== Information supplied ==
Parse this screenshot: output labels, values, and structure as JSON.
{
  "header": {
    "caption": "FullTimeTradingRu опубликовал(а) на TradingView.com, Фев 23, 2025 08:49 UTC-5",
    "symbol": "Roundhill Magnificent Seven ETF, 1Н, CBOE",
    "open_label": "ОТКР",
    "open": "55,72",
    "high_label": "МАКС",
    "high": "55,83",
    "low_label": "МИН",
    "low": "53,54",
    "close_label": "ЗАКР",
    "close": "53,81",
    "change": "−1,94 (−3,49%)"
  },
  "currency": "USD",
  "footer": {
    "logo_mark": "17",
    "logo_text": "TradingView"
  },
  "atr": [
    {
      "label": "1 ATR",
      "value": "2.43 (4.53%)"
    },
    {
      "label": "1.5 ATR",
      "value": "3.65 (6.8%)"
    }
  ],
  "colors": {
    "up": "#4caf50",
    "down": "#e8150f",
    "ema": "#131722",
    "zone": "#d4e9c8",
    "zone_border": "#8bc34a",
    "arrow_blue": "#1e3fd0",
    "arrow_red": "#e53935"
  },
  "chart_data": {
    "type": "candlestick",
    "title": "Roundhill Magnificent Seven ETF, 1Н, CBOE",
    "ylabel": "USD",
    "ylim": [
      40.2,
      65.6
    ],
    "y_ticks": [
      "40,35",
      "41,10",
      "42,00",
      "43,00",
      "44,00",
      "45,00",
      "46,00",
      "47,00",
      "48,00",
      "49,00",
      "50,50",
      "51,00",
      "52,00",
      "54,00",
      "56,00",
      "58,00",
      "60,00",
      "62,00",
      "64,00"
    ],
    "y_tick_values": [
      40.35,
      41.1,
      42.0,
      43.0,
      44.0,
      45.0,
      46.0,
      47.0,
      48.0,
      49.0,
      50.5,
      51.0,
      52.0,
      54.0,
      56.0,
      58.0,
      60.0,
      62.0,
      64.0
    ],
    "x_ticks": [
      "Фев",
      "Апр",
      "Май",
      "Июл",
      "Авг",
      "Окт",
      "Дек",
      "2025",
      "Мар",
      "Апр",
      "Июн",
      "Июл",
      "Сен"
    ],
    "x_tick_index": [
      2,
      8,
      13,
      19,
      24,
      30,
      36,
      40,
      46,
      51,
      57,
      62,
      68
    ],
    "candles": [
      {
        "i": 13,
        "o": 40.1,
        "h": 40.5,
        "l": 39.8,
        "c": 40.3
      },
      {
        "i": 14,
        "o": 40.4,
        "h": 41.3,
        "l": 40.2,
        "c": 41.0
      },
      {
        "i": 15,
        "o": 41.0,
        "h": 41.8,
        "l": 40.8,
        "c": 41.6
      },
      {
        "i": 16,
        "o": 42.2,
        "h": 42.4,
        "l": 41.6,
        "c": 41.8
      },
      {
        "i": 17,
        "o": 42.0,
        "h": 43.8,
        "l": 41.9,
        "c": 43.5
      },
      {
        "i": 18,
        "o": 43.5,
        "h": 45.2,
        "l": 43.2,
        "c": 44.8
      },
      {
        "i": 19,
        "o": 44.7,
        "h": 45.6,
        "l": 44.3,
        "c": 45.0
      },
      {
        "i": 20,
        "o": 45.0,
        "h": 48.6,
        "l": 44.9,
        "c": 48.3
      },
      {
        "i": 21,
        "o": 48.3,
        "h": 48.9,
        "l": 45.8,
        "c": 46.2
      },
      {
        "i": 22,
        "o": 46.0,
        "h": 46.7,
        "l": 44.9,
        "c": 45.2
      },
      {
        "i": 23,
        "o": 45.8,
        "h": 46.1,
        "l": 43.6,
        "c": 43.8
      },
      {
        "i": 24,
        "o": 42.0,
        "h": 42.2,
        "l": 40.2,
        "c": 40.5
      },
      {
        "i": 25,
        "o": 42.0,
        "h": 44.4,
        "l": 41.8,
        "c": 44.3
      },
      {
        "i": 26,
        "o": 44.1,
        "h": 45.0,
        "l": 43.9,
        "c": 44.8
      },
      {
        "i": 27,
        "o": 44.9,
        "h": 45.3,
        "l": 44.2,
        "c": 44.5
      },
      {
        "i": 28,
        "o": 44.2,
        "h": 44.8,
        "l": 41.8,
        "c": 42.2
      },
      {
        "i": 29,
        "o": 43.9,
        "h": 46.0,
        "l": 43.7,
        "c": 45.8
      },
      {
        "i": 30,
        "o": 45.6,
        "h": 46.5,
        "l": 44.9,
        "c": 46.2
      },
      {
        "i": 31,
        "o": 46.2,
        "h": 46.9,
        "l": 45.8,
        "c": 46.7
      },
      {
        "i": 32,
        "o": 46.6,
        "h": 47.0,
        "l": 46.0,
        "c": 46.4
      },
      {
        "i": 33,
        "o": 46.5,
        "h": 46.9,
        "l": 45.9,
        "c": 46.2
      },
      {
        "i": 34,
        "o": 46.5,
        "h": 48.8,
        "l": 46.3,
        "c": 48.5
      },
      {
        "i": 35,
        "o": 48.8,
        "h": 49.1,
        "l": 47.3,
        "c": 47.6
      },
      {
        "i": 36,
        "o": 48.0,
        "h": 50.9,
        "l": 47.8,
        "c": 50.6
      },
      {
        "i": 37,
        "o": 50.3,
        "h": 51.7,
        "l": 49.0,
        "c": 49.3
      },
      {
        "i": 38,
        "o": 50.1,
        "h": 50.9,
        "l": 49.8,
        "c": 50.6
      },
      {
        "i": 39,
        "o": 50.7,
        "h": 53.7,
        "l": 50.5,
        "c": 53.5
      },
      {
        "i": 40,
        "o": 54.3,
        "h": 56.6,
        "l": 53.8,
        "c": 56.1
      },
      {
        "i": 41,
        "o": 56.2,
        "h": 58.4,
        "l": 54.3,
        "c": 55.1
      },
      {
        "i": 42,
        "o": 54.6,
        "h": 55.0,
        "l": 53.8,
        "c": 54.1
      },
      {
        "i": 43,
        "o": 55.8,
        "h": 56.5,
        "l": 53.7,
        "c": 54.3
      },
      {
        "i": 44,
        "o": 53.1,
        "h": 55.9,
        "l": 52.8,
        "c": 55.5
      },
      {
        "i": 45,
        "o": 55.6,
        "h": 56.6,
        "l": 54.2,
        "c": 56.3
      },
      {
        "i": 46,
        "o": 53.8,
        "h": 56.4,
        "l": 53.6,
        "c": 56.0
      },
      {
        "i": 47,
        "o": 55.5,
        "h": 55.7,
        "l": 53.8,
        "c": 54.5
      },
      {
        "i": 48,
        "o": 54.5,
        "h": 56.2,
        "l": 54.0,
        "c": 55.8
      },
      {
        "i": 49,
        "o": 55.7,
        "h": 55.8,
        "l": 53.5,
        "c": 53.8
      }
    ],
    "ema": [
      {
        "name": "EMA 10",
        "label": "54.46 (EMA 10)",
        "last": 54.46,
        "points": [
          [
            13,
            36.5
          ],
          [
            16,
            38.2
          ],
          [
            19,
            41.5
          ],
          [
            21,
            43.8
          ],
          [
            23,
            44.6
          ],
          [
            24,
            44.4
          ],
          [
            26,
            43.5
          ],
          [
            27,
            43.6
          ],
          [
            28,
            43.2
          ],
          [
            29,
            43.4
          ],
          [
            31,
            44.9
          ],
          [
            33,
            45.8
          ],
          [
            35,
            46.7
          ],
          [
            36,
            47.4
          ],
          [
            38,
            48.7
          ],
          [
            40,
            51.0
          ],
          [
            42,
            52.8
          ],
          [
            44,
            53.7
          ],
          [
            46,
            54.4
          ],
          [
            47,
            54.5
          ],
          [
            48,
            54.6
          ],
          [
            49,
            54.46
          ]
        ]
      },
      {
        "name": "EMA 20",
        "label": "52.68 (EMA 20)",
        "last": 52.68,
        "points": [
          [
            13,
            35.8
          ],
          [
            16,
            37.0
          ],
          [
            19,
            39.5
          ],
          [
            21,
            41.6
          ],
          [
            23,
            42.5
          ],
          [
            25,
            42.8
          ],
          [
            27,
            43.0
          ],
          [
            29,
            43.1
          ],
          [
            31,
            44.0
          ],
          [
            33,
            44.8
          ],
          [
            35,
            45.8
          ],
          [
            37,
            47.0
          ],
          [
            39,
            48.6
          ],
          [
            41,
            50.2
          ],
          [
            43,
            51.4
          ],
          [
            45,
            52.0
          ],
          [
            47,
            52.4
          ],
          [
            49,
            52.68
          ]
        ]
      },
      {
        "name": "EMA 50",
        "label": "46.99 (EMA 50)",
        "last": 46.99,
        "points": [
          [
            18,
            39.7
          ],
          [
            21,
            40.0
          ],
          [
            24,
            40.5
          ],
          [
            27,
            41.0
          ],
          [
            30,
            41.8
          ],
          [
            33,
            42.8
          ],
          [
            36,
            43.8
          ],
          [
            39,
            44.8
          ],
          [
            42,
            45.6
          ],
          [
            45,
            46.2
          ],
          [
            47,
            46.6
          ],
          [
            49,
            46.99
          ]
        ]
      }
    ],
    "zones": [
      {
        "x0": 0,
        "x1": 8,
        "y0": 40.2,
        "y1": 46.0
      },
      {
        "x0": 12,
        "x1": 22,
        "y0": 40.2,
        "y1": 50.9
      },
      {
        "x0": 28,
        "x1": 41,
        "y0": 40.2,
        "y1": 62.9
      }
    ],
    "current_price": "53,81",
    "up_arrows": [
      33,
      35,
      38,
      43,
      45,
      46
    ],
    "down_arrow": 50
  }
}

== The problem ==
For the entries above, count the lines that contain the string "TradingView", and state that number without further comment.

== Reply to the task ==
2